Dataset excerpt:
[BEGIN]

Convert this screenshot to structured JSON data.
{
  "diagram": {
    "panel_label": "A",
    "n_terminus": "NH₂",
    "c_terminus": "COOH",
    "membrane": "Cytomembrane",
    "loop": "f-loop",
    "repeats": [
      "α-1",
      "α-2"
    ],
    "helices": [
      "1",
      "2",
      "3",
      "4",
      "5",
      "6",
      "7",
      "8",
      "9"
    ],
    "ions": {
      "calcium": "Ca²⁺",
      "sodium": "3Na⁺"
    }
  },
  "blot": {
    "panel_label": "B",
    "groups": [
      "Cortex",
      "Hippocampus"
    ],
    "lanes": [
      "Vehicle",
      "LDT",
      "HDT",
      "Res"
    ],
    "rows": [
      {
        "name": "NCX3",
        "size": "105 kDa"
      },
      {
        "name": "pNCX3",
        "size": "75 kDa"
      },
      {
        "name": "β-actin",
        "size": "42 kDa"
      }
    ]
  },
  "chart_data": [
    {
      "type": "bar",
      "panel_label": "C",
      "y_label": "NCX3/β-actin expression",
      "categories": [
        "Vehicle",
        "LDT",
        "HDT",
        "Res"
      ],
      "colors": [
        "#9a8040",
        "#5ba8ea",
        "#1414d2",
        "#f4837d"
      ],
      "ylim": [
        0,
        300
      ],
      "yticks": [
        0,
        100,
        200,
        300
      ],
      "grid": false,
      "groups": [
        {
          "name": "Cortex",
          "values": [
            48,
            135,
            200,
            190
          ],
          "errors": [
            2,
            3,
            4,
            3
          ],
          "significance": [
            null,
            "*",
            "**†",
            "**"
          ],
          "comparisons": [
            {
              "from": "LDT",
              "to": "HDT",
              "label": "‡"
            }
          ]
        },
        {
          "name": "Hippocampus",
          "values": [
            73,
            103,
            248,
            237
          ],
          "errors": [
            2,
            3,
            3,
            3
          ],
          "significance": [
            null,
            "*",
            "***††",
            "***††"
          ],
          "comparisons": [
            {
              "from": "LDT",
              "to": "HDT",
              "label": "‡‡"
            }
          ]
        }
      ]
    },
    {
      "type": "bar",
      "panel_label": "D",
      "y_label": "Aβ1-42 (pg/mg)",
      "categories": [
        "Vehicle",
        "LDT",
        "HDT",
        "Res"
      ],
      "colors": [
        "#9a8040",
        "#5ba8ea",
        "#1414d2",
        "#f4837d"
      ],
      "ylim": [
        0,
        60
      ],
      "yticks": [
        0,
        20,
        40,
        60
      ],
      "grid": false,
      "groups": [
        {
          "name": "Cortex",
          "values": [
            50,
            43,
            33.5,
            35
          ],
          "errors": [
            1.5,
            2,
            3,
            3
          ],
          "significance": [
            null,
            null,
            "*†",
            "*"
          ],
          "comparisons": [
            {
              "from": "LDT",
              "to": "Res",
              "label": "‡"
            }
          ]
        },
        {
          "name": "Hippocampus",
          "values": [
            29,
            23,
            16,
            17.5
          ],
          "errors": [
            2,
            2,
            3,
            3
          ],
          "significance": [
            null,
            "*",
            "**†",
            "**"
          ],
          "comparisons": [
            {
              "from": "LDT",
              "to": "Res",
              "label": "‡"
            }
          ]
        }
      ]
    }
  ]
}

[END]

* **WHAT THIS TASK INVOLVES**
Extract all lines from the data in which "actin" is found.

* **OUTPUT**
        "name": "β-actin",
      "y_label": "NCX3/β-actin expression",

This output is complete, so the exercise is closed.